- Challenge: Take the entries below and reproduce them word for word.

+ + + + + + +

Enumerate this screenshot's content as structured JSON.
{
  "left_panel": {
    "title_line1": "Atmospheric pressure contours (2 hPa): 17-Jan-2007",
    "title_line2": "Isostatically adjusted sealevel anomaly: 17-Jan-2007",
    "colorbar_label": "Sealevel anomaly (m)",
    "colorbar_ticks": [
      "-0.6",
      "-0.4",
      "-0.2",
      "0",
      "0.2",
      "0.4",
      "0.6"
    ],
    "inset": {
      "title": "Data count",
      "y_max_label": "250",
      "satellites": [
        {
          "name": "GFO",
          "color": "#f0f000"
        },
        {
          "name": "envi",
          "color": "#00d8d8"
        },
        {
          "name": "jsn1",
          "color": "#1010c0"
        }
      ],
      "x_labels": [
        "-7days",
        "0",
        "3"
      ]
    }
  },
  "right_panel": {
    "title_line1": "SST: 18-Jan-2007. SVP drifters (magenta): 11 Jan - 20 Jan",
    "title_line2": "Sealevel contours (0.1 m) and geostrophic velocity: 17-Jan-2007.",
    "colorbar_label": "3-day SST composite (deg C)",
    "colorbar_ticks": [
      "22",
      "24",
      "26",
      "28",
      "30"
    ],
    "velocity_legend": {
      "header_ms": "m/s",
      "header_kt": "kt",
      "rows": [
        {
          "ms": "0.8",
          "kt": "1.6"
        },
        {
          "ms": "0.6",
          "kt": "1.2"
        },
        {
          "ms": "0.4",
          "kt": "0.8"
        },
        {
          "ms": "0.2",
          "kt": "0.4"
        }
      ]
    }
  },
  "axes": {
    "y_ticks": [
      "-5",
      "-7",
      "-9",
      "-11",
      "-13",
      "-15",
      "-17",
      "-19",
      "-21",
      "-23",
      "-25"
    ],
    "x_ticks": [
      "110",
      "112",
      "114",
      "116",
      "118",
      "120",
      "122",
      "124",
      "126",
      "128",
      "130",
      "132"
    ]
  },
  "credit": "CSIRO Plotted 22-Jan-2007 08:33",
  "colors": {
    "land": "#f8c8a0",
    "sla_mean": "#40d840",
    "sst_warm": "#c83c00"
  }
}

+ + + + + + +

- Worked solution:
Enumerate this screenshot's content as structured JSON.
{
  "left_panel": {
    "title_line1": "Atmospheric pressure contours (2 hPa): 17-Jan-2007",
    "title_line2": "Isostatically adjusted sealevel anomaly: 17-Jan-2007",
    "colorbar_label": "Sealevel anomaly (m)",
    "colorbar_ticks": [
      "-0.6",
      "-0.4",
      "-0.2",
      "0",
      "0.2",
      "0.4",
      "0.6"
    ],
    "inset": {
      "title": "Data count",
      "y_max_label": "250",
      "satellites": [
        {
          "name": "GFO",
          "color": "#f0f000"
        },
        {
          "name": "envi",
          "color": "#00d8d8"
        },
        {
          "name": "jsn1",
          "color": "#1010c0"
        }
      ],
      "x_labels": [
        "-7days",
        "0",
        "3"
      ]
    }
  },
  "right_panel": {
    "title_line1": "SST: 18-Jan-2007. SVP drifters (magenta): 11 Jan - 20 Jan",
    "title_line2": "Sealevel contours (0.1 m) and geostrophic velocity: 17-Jan-2007.",
    "colorbar_label": "3-day SST composite (deg C)",
    "colorbar_ticks": [
      "22",
      "24",
      "26",
      "28",
      "30"
    ],
    "velocity_legend": {
      "header_ms": "m/s",
      "header_kt": "kt",
      "rows": [
        {
          "ms": "0.8",
          "kt": "1.6"
        },
        {
          "ms": "0.6",
          "kt": "1.2"
        },
        {
          "ms": "0.4",
          "kt": "0.8"
        },
        {
          "ms": "0.2",
          "kt": "0.4"
        }
      ]
    }
  },
  "axes": {
    "y_ticks": [
      "-5",
      "-7",
      "-9",
      "-11",
      "-13",
      "-15",
      "-17",
      "-19",
      "-21",
      "-23",
      "-25"
    ],
    "x_ticks": [
      "110",
      "112",
      "114",
      "116",
      "118",
      "120",
      "122",
      "124",
      "126",
      "128",
      "130",
      "132"
    ]
  },
  "credit": "CSIRO Plotted 22-Jan-2007 08:33",
  "colors": {
    "land": "#f8c8a0",
    "sla_mean": "#40d840",
    "sst_warm": "#c83c00"
  }
}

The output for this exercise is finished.